Dataset rows
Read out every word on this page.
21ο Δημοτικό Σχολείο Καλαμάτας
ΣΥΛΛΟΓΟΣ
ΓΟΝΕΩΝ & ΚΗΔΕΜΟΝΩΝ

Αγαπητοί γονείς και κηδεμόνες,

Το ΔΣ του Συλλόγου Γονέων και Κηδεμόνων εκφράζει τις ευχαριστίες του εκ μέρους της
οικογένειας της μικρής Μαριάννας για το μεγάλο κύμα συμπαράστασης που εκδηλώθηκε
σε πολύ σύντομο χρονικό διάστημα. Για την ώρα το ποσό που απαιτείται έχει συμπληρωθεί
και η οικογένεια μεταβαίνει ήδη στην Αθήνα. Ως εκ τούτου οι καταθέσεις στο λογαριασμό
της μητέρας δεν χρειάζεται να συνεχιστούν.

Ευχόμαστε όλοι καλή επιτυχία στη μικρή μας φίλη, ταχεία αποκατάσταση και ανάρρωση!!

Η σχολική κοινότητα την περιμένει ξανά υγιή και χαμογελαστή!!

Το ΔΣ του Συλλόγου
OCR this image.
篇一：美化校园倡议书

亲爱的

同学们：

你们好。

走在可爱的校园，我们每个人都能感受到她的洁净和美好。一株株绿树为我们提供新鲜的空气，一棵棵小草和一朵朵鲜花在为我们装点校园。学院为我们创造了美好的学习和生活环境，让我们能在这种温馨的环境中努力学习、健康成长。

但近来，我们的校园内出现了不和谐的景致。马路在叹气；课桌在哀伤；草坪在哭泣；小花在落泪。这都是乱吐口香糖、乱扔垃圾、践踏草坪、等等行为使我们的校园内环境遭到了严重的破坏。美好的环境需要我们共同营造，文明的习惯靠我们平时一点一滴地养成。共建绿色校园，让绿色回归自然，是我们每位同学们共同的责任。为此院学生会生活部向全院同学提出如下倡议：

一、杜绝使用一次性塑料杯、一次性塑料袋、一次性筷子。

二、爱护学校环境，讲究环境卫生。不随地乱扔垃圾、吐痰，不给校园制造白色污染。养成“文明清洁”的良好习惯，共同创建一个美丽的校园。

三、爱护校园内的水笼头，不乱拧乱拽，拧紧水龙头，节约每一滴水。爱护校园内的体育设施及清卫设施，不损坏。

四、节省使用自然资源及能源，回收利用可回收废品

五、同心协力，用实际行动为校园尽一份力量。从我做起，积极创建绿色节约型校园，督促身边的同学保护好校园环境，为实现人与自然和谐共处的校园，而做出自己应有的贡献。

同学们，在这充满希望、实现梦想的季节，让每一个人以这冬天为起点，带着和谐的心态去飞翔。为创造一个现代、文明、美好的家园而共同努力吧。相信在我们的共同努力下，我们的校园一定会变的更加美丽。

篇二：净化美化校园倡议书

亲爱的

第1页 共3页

Written instruction. Which lines above contain "this"? Show each of them.

Expected answer.
Read out every word on this page.
OCR this image.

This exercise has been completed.